» Stated goal: Count how many lines have the word "content" in them. Reply with that number by itself.

(Stored data)
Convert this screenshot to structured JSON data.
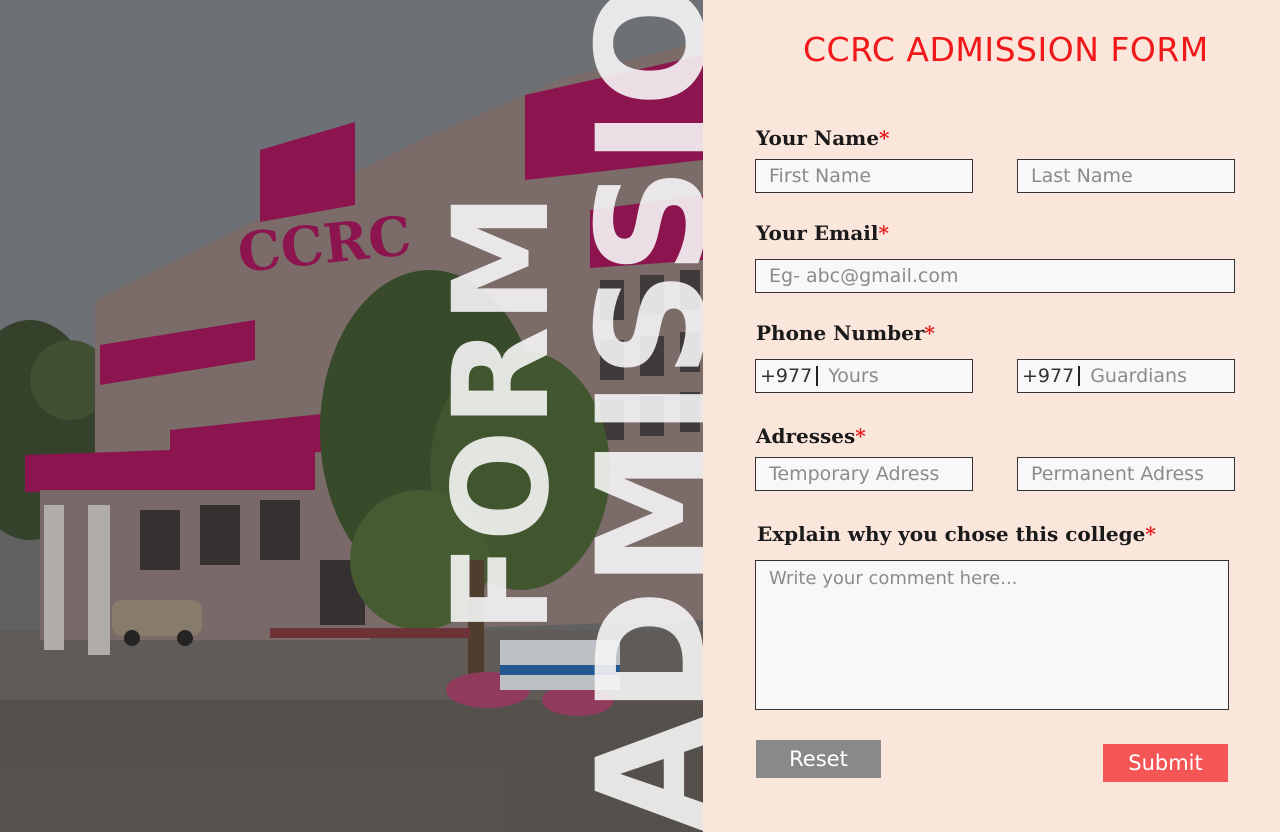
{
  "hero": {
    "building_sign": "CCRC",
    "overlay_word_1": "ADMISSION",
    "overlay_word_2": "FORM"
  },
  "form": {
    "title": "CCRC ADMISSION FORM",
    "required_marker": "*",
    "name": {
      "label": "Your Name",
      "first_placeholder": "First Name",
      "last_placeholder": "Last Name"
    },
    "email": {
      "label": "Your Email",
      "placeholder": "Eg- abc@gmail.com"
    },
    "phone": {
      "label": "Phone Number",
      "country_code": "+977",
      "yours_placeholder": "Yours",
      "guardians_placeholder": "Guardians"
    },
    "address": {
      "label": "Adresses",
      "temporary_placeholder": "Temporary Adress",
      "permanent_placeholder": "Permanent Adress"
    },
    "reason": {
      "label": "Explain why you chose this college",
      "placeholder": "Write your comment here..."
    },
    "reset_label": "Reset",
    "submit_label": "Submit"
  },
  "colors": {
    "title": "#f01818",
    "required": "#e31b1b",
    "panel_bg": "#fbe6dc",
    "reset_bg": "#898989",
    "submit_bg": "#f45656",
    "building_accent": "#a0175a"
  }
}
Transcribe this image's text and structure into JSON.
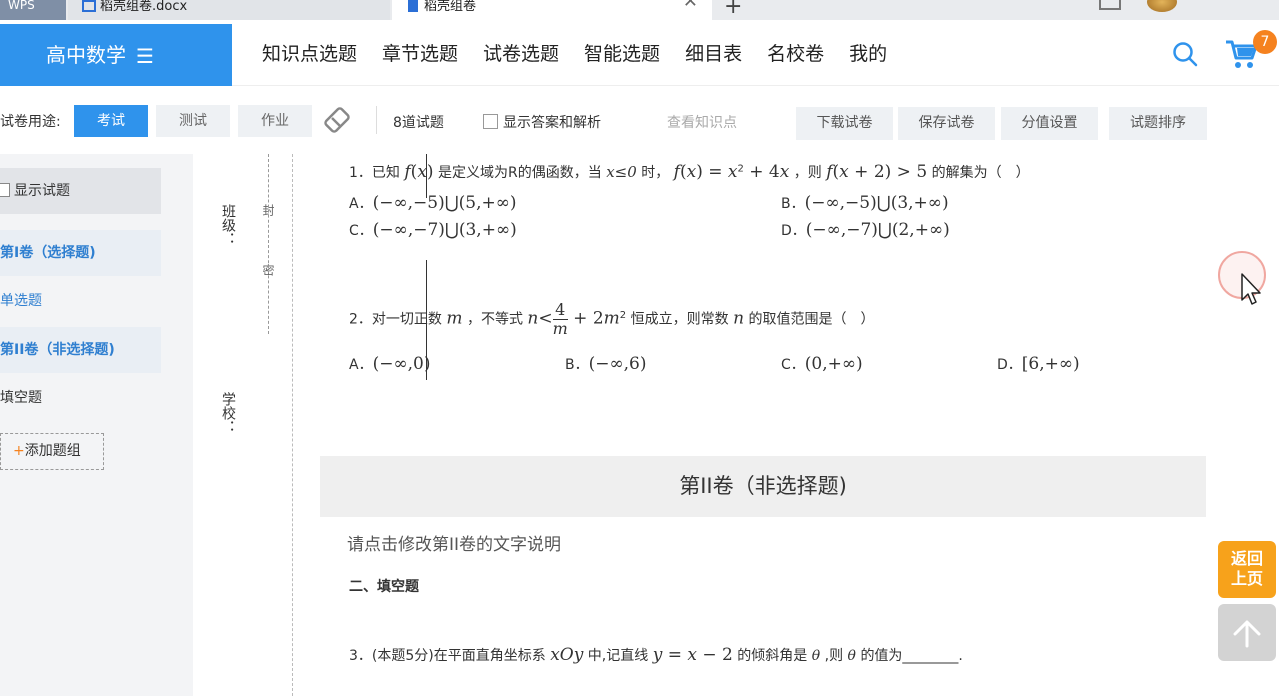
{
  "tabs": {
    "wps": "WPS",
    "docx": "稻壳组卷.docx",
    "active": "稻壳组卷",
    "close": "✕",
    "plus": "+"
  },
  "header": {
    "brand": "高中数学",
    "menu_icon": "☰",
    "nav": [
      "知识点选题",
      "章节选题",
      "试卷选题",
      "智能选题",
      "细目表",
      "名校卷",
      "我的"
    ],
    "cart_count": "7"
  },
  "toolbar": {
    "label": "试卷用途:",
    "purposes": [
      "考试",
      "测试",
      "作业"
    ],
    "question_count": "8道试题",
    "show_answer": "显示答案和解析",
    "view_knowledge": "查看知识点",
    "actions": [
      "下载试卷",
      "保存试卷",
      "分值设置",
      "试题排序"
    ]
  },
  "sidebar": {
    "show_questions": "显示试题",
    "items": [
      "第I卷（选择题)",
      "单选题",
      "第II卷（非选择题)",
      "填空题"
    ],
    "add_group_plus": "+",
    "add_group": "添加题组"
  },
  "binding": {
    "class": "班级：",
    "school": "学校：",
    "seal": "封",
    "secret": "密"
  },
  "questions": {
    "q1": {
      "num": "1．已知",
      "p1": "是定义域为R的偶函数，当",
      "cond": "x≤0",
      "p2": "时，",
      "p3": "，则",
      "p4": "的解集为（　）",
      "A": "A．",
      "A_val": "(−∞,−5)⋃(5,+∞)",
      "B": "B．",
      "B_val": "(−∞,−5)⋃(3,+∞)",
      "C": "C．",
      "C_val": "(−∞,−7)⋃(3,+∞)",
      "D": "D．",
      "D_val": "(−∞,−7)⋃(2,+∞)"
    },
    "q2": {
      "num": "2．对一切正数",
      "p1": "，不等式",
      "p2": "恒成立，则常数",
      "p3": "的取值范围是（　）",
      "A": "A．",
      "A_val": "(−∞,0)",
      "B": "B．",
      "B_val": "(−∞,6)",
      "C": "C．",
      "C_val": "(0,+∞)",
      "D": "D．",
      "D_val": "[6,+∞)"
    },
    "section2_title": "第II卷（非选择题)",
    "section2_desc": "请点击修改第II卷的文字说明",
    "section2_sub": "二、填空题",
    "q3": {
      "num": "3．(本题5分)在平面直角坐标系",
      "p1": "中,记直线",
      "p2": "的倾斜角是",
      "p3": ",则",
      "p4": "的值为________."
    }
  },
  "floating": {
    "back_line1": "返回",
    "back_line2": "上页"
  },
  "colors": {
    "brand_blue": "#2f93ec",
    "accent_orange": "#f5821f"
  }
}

---

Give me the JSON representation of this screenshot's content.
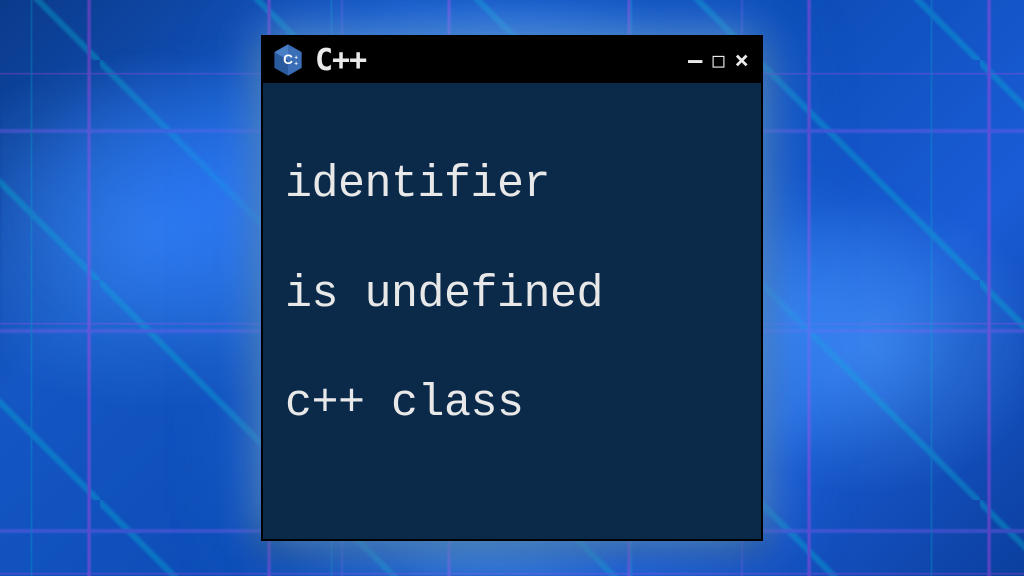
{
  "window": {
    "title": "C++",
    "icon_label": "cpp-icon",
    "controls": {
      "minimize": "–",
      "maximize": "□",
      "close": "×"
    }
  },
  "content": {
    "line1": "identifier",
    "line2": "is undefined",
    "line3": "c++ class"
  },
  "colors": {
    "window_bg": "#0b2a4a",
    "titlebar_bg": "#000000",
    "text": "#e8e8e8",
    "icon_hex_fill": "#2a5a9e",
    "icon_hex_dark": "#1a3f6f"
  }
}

--

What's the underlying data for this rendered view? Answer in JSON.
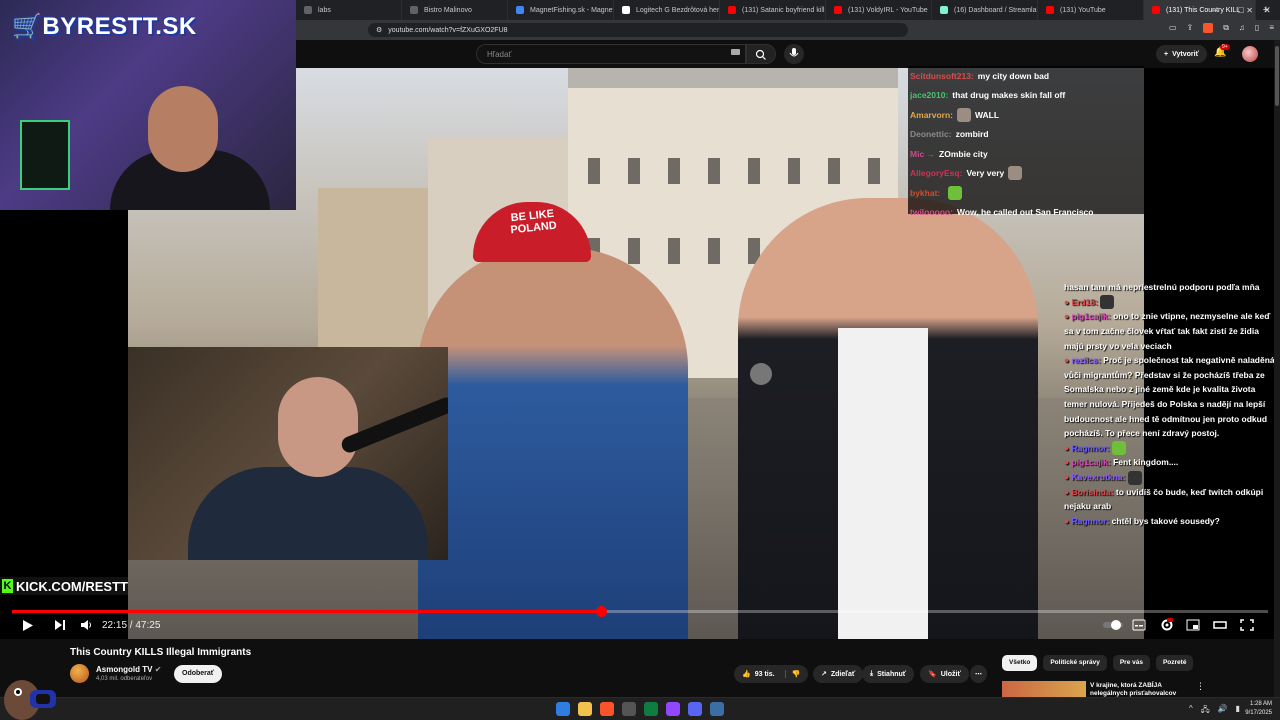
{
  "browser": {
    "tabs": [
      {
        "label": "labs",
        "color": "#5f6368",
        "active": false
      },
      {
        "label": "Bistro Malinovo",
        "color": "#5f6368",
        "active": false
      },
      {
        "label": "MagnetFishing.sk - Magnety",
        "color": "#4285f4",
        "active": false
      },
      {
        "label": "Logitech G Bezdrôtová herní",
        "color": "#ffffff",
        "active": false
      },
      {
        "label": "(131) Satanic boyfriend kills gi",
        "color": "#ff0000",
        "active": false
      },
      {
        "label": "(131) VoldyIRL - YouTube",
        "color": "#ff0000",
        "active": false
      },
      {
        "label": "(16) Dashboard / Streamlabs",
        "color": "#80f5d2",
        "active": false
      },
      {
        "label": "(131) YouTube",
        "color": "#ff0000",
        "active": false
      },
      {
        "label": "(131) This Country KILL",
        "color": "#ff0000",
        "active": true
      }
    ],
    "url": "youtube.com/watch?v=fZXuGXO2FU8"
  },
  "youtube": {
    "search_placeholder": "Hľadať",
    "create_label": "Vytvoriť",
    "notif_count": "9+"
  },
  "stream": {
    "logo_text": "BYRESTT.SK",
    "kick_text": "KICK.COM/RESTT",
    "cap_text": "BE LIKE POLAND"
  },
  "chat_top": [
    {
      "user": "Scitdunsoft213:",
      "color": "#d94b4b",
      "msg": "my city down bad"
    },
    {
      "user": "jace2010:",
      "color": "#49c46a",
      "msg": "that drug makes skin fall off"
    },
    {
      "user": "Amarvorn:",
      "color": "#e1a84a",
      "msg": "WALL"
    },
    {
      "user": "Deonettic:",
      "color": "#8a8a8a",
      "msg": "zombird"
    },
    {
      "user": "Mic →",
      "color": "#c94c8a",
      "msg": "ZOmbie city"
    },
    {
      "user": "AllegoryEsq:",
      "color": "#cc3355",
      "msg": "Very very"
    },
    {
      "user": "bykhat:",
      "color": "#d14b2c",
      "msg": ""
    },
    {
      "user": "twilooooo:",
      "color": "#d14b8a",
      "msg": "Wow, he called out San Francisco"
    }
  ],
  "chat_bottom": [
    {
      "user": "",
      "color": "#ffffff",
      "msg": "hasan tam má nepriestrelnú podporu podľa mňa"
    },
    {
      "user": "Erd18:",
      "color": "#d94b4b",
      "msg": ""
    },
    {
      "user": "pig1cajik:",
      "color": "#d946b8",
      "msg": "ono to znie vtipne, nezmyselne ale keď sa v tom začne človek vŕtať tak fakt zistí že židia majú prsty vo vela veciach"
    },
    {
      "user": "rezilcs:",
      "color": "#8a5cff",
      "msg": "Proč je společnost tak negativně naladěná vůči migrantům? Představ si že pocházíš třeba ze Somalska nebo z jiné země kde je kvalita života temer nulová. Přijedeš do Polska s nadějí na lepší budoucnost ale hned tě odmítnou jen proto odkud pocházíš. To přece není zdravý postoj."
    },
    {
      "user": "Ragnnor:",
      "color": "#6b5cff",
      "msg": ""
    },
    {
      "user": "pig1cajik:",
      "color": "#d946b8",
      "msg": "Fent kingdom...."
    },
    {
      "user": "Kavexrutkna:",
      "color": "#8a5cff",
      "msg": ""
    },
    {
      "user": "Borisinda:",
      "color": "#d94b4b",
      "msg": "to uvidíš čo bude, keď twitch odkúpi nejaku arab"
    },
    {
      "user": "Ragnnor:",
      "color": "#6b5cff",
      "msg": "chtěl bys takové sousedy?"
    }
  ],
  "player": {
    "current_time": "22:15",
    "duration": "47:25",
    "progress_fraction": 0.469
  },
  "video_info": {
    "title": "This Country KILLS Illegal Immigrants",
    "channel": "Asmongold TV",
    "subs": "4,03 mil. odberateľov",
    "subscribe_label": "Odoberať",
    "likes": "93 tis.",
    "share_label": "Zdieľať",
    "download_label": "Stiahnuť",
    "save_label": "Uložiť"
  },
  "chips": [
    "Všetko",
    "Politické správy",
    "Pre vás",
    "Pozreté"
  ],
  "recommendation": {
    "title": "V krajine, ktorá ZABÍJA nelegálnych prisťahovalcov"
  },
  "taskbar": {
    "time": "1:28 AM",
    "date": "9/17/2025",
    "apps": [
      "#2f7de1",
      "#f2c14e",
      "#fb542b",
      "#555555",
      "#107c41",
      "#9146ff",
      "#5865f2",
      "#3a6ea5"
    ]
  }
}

» Correct answer: 2